Identify the lines that contain the string "Капезова" and report only how many there are.

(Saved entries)
◆ ◆ ◆ ◆ ◆
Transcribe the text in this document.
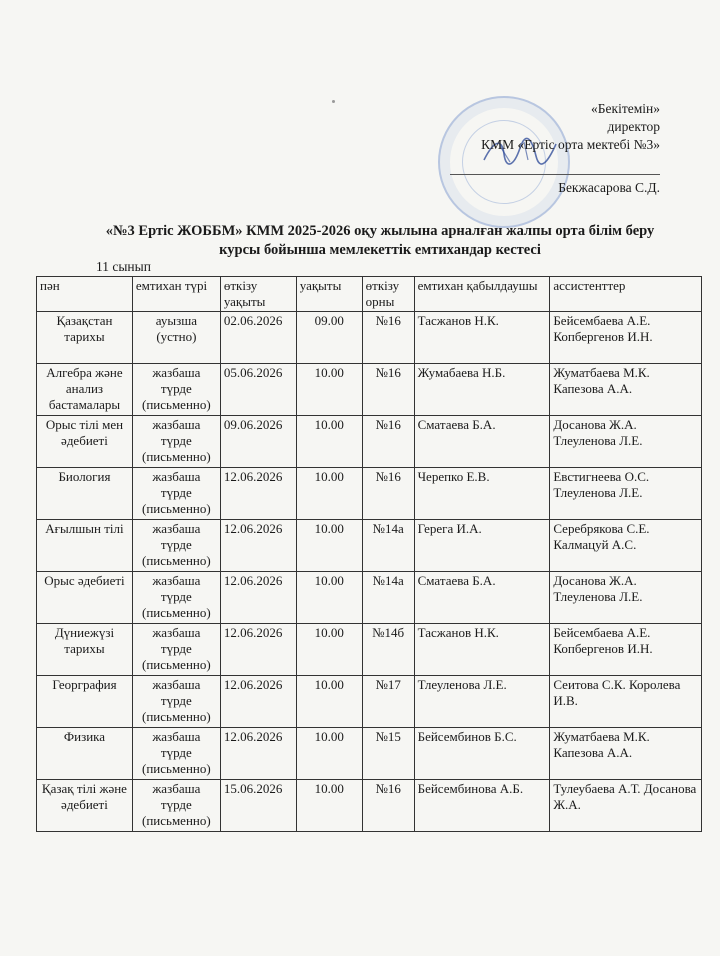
«Бекітемін»
директор
КММ «Ертіс орта мектебі №3»
Бекжасарова С.Д.
«№3 Ертіс ЖОББМ» КММ 2025-2026 оқу жылына арналған жалпы орта білім беру
курсы бойынша мемлекеттік емтихандар кестесі
11 сынып
пән	емтихан түрі	өткізу уақыты	уақыты	өткізу орны	емтихан қабылдаушы	ассистенттер
Қазақстан тарихы	ауызша (устно)	02.06.2026	09.00	№16	Тасжанов Н.К.	Бейсембаева А.Е. Копбергенов И.Н.
Алгебра және анализ бастамалары	жазбаша түрде (письменно)	05.06.2026	10.00	№16	Жумабаева Н.Б.	Жуматбаева М.К. Капезова А.А.
Орыс тілі мен әдебиеті	жазбаша түрде (письменно)	09.06.2026	10.00	№16	Сматаева Б.А.	Досанова Ж.А. Тлеуленова Л.Е.
Биология	жазбаша түрде (письменно)	12.06.2026	10.00	№16	Черепко Е.В.	Евстигнеева О.С. Тлеуленова Л.Е.
Ағылшын тілі	жазбаша түрде (письменно)	12.06.2026	10.00	№14а	Герега И.А.	Серебрякова С.Е. Калмацуй А.С.
Орыс әдебиеті	жазбаша түрде (письменно)	12.06.2026	10.00	№14а	Сматаева Б.А.	Досанова Ж.А. Тлеуленова Л.Е.
Дүниежүзі тарихы	жазбаша түрде (письменно)	12.06.2026	10.00	№14б	Тасжанов Н.К.	Бейсембаева А.Е. Копбергенов И.Н.
Георграфия	жазбаша түрде (письменно)	12.06.2026	10.00	№17	Тлеуленова Л.Е.	Сеитова С.К. Королева И.В.
Физика	жазбаша түрде (письменно)	12.06.2026	10.00	№15	Бейсембинов Б.С.	Жуматбаева М.К. Капезова А.А.
Қазақ тілі және әдебиеті	жазбаша түрде (письменно)	15.06.2026	10.00	№16	Бейсембинова А.Б.	Тулеубаева А.Т. Досанова Ж.А.
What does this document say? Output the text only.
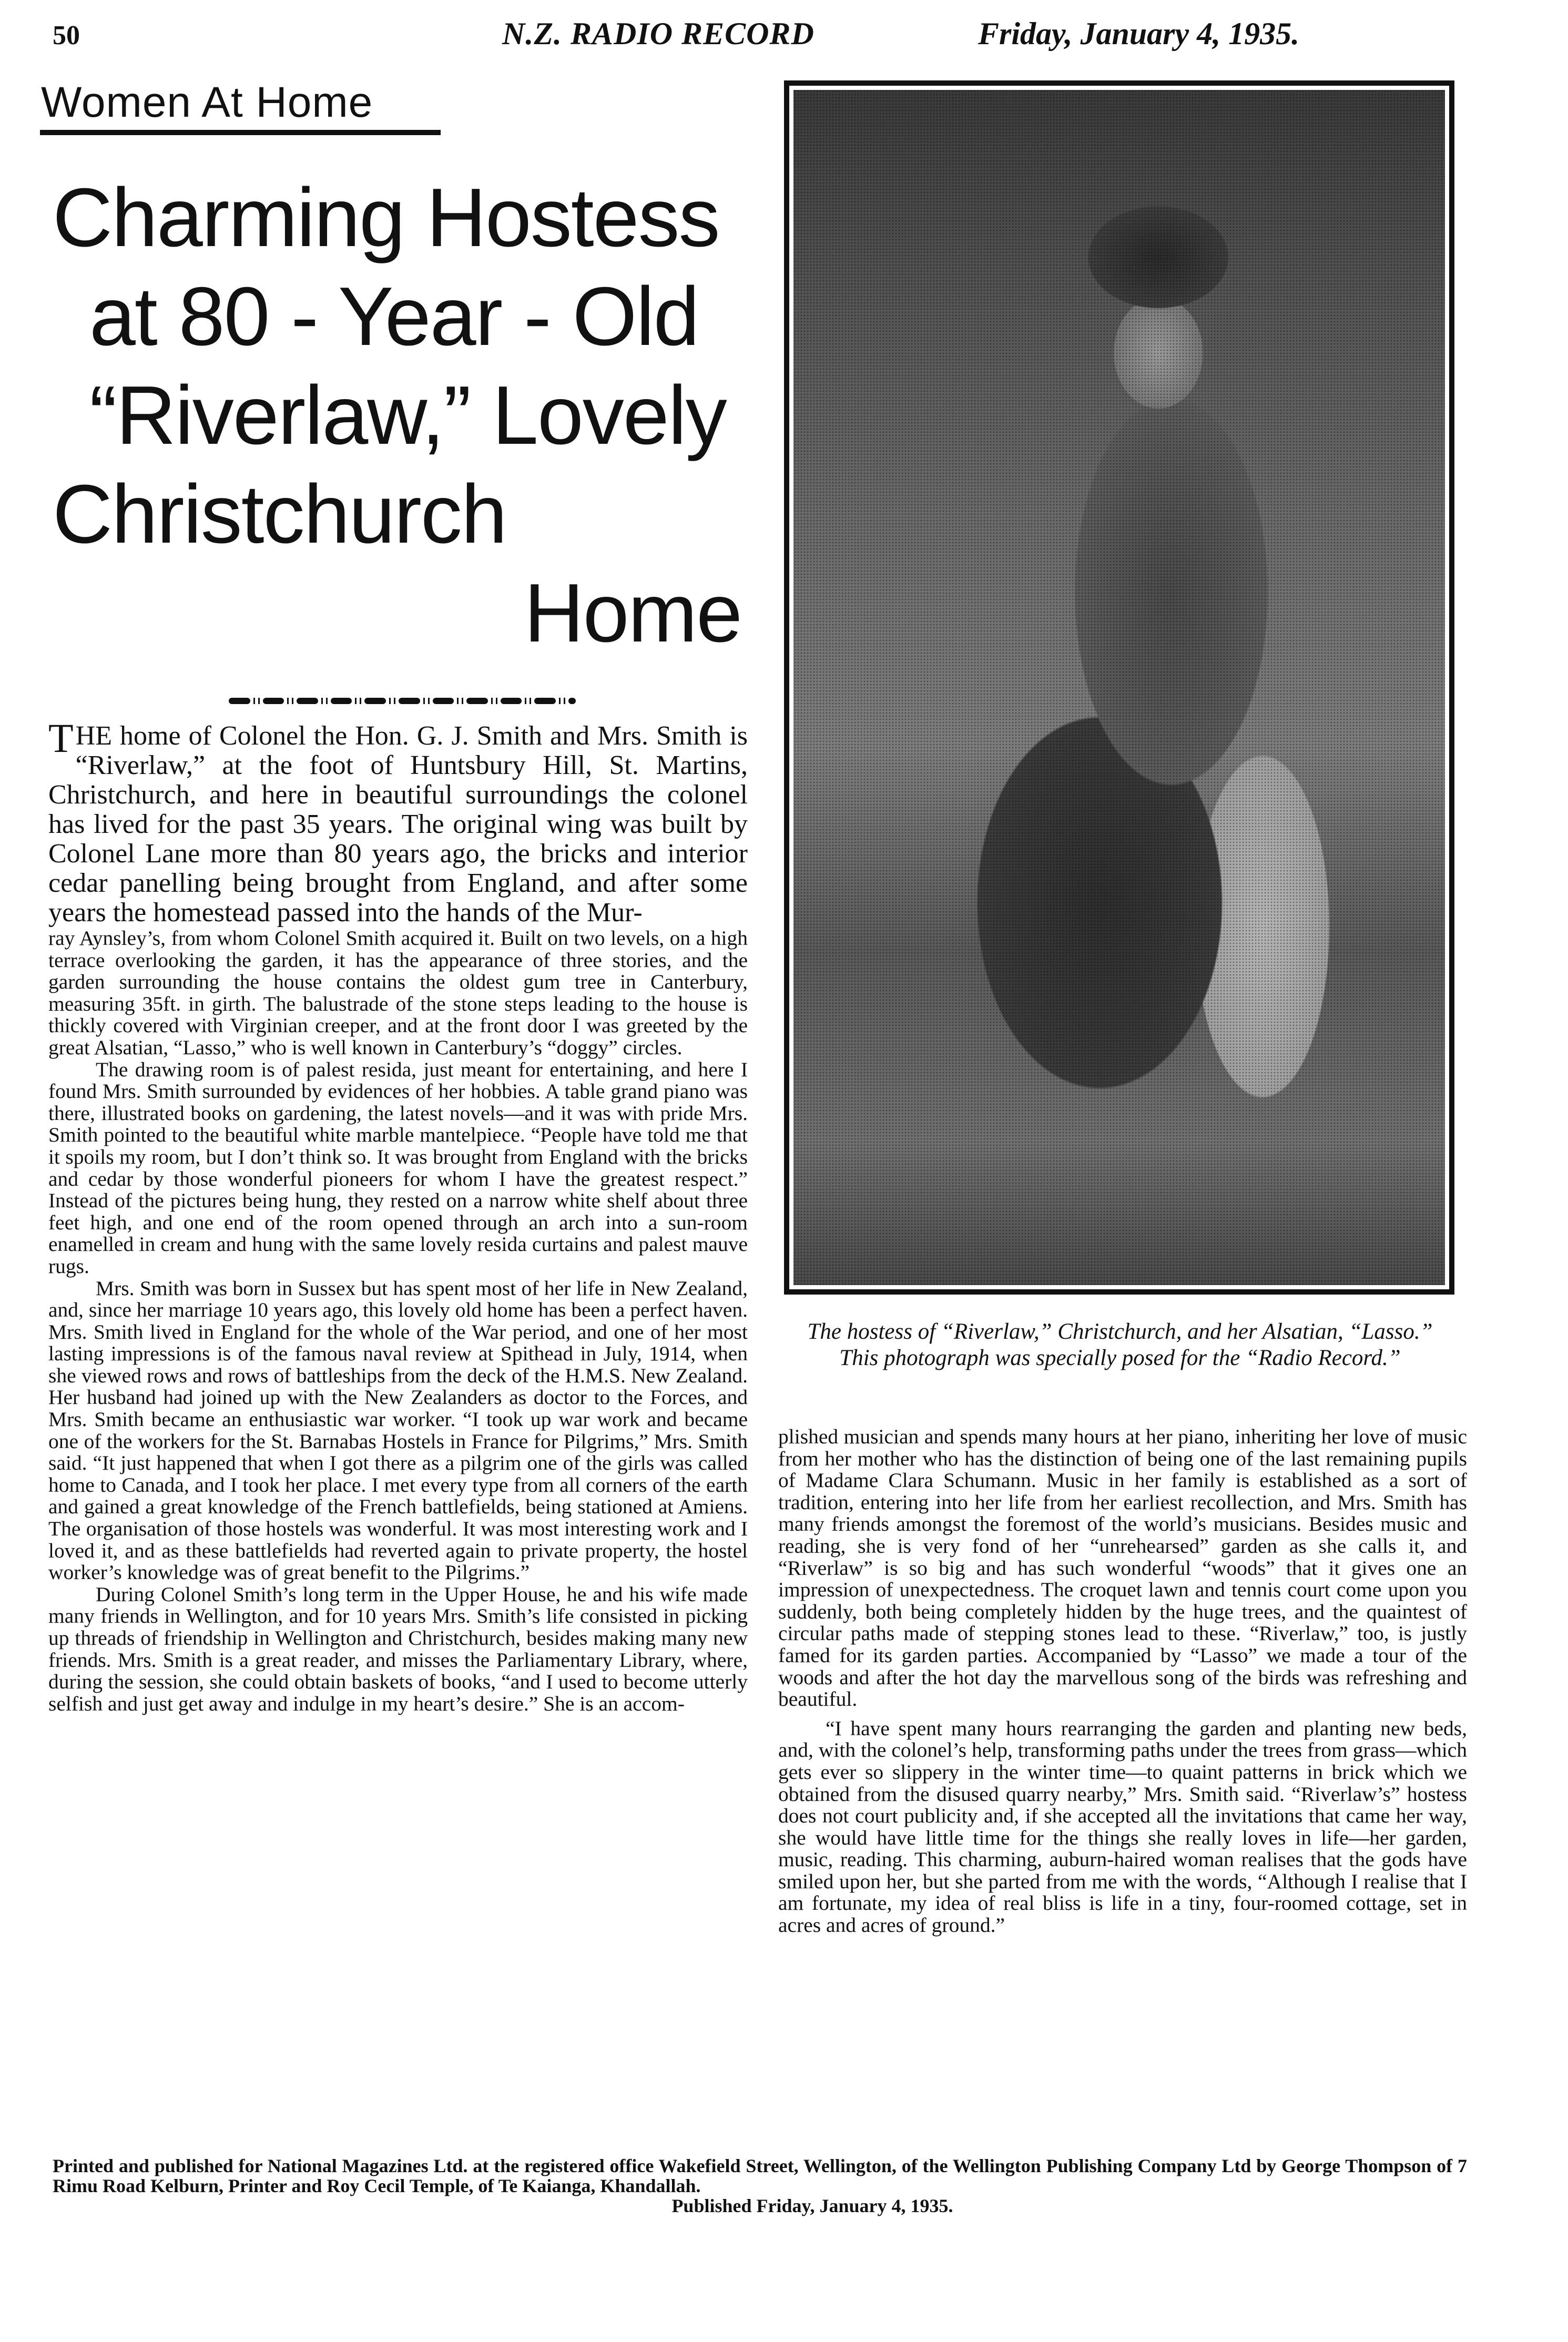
50	N.Z. RADIO RECORD	Friday, January 4, 1935.
Women At Home
Charming Hostess
at 80 - Year - Old
“Riverlaw,” Lovely
Christchurch
Home

THE home of Colonel the Hon. G. J. Smith and Mrs. Smith is “Riverlaw,” at the foot of Huntsbury Hill, St. Martins, Christchurch, and here in beautiful surroundings the colonel has lived for the past 35 years. The original wing was built by Colonel Lane more than 80 years ago, the bricks and interior cedar panelling being brought from England, and after some years the homestead passed into the hands of the Mur-

ray Aynsley’s, from whom Colonel Smith acquired it. Built on two levels, on a high terrace overlooking the garden, it has the appearance of three stories, and the garden surrounding the house contains the oldest gum tree in Canterbury, measuring 35ft. in girth. The balustrade of the stone steps leading to the house is thickly covered with Virginian creeper, and at the front door I was greeted by the great Alsatian, “Lasso,” who is well known in Canterbury’s “doggy” circles.

The drawing room is of palest resida, just meant for entertaining, and here I found Mrs. Smith surrounded by evidences of her hobbies. A table grand piano was there, illustrated books on gardening, the latest novels—and it was with pride Mrs. Smith pointed to the beautiful white marble mantelpiece. “People have told me that it spoils my room, but I don’t think so. It was brought from England with the bricks and cedar by those wonderful pioneers for whom I have the greatest respect.” Instead of the pictures being hung, they rested on a narrow white shelf about three feet high, and one end of the room opened through an arch into a sun-room enamelled in cream and hung with the same lovely resida curtains and palest mauve rugs.

Mrs. Smith was born in Sussex but has spent most of her life in New Zealand, and, since her marriage 10 years ago, this lovely old home has been a perfect haven. Mrs. Smith lived in England for the whole of the War period, and one of her most lasting impressions is of the famous naval review at Spithead in July, 1914, when she viewed rows and rows of battleships from the deck of the H.M.S. New Zealand. Her husband had joined up with the New Zealanders as doctor to the Forces, and Mrs. Smith became an enthusiastic war worker. “I took up war work and became one of the workers for the St. Barnabas Hostels in France for Pilgrims,” Mrs. Smith said. “It just happened that when I got there as a pilgrim one of the girls was called home to Canada, and I took her place. I met every type from all corners of the earth and gained a great knowledge of the French battlefields, being stationed at Amiens. The organisation of those hostels was wonderful. It was most interesting work and I loved it, and as these battlefields had reverted again to private property, the hostel worker’s knowledge was of great benefit to the Pilgrims.”

During Colonel Smith’s long term in the Upper House, he and his wife made many friends in Wellington, and for 10 years Mrs. Smith’s life consisted in picking up threads of friendship in Wellington and Christchurch, besides making many new friends. Mrs. Smith is a great reader, and misses the Parliamentary Library, where, during the session, she could obtain baskets of books, “and I used to become utterly selfish and just get away and indulge in my heart’s desire.” She is an accom-

The hostess of “Riverlaw,” Christchurch, and her Alsatian, “Lasso.” This photograph was specially posed for the “Radio Record.”

plished musician and spends many hours at her piano, inheriting her love of music from her mother who has the distinction of being one of the last remaining pupils of Madame Clara Schumann. Music in her family is established as a sort of tradition, entering into her life from her earliest recollection, and Mrs. Smith has many friends amongst the foremost of the world’s musicians. Besides music and reading, she is very fond of her “unrehearsed” garden as she calls it, and “Riverlaw” is so big and has such wonderful “woods” that it gives one an impression of unexpectedness. The croquet lawn and tennis court come upon you suddenly, both being completely hidden by the huge trees, and the quaintest of circular paths made of stepping stones lead to these. “Riverlaw,” too, is justly famed for its garden parties. Accompanied by “Lasso” we made a tour of the woods and after the hot day the marvellous song of the birds was refreshing and beautiful.

“I have spent many hours rearranging the garden and planting new beds, and, with the colonel’s help, transforming paths under the trees from grass—which gets ever so slippery in the winter time—to quaint patterns in brick which we obtained from the disused quarry nearby,” Mrs. Smith said. “Riverlaw’s” hostess does not court publicity and, if she accepted all the invitations that came her way, she would have little time for the things she really loves in life—her garden, music, reading. This charming, auburn-haired woman realises that the gods have smiled upon her, but she parted from me with the words, “Although I realise that I am fortunate, my idea of real bliss is life in a tiny, four-roomed cottage, set in acres and acres of ground.”

Printed and published for National Magazines Ltd. at the registered office Wakefield Street, Wellington, of the Wellington Publishing Company Ltd by George Thompson of 7 Rimu Road Kelburn, Printer and Roy Cecil Temple, of Te Kaianga, Khandallah.
Published Friday, January 4, 1935.
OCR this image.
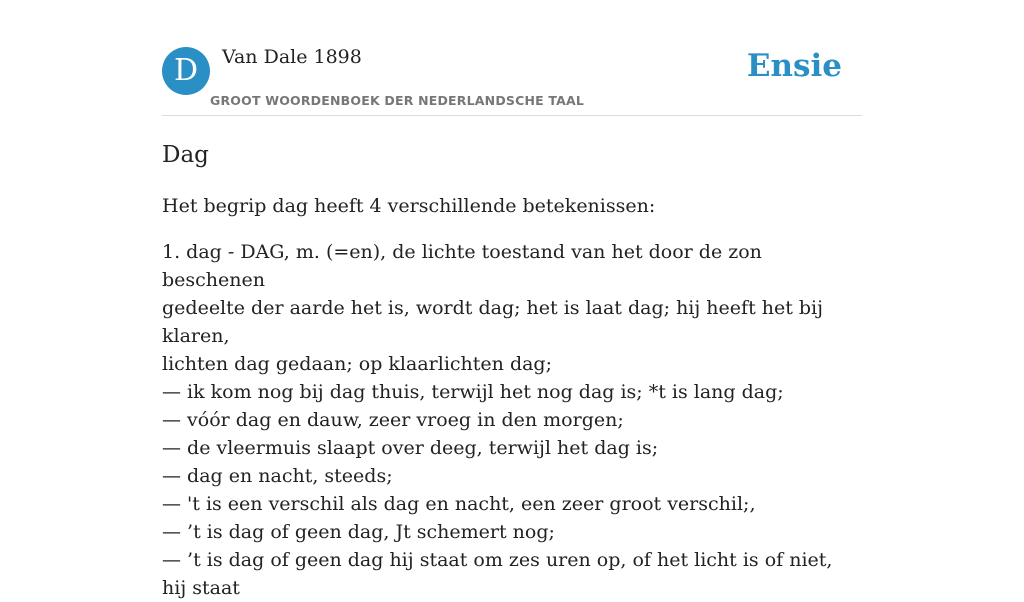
D	Van Dale 1898
GROOT WOORDENBOEK DER NEDERLANDSCHE TAAL
Ensie
Dag

Het begrip dag heeft 4 verschillende betekenissen:

1. dag - DAG, m. (=en), de lichte toestand van het door de zon beschenen
gedeelte der aarde het is, wordt dag; het is laat dag; hij heeft het bij klaren,
lichten dag gedaan; op klaarlichten dag;
— ik kom nog bij dag thuis, terwijl het nog dag is; *t is lang dag;
— vóór dag en dauw, zeer vroeg in den morgen;
— de vleermuis slaapt over deeg, terwijl het dag is;
— dag en nacht, steeds;
— 't is een verschil als dag en nacht, een zeer groot verschil;,
— ’t is dag of geen dag, Jt schemert nog;
— ’t is dag of geen dag hij staat om zes uren op, of het licht is of niet, hij staat
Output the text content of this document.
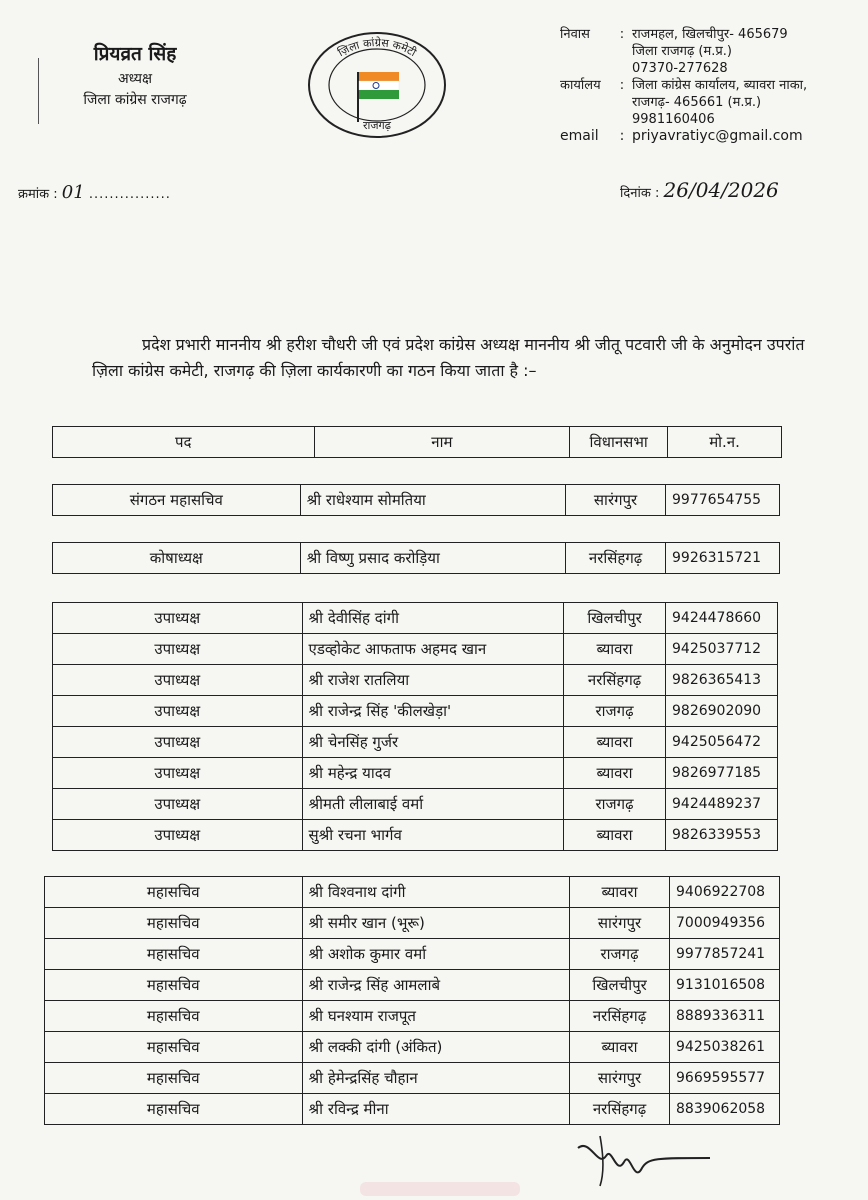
प्रियव्रत सिंह
अध्यक्ष
जिला कांग्रेस राजगढ़
ज़िला कांग्रेस कमेटी
राजगढ़
निवास	: राजमहल, खिलचीपुर- 465679
जिला राजगढ़ (म.प्र.)
07370-277628
कार्यालय	: जिला कांग्रेस कार्यालय, ब्यावरा नाका,
राजगढ़- 465661 (म.प्र.)
9981160406
email	: priyavratiyc@gmail.com
क्रमांक : 01 ................	दिनांक : 26/04/2026
प्रदेश प्रभारी माननीय श्री हरीश चौधरी जी एवं प्रदेश कांग्रेस अध्यक्ष माननीय श्री जीतू पटवारी जी के अनुमोदन उपरांत ज़िला कांग्रेस कमेटी, राजगढ़ की ज़िला कार्यकारणी का गठन किया जाता है :–
पद	नाम	विधानसभा	मो.न.
संगठन महासचिव	श्री राधेश्याम सोमतिया	सारंगपुर	9977654755
कोषाध्यक्ष	श्री विष्णु प्रसाद करोड़िया	नरसिंहगढ़	9926315721
उपाध्यक्ष	श्री देवीसिंह दांगी	खिलचीपुर	9424478660
उपाध्यक्ष	एडव्होकेट आफताफ अहमद खान	ब्यावरा	9425037712
उपाध्यक्ष	श्री राजेश रातलिया	नरसिंहगढ़	9826365413
उपाध्यक्ष	श्री राजेन्द्र सिंह 'कीलखेड़ा'	राजगढ़	9826902090
उपाध्यक्ष	श्री चेनसिंह गुर्जर	ब्यावरा	9425056472
उपाध्यक्ष	श्री महेन्द्र यादव	ब्यावरा	9826977185
उपाध्यक्ष	श्रीमती लीलाबाई वर्मा	राजगढ़	9424489237
उपाध्यक्ष	सुश्री रचना भार्गव	ब्यावरा	9826339553
महासचिव	श्री विश्वनाथ दांगी	ब्यावरा	9406922708
महासचिव	श्री समीर खान (भूरू)	सारंगपुर	7000949356
महासचिव	श्री अशोक कुमार वर्मा	राजगढ़	9977857241
महासचिव	श्री राजेन्द्र सिंह आमलाबे	खिलचीपुर	9131016508
महासचिव	श्री घनश्याम राजपूत	नरसिंहगढ़	8889336311
महासचिव	श्री लक्की दांगी (अंकित)	ब्यावरा	9425038261
महासचिव	श्री हेमेन्द्रसिंह चौहान	सारंगपुर	9669595577
महासचिव	श्री रविन्द्र मीना	नरसिंहगढ़	8839062058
◆ ◆ ◆ ◆ ◆
[OUTPUT BELOW] 2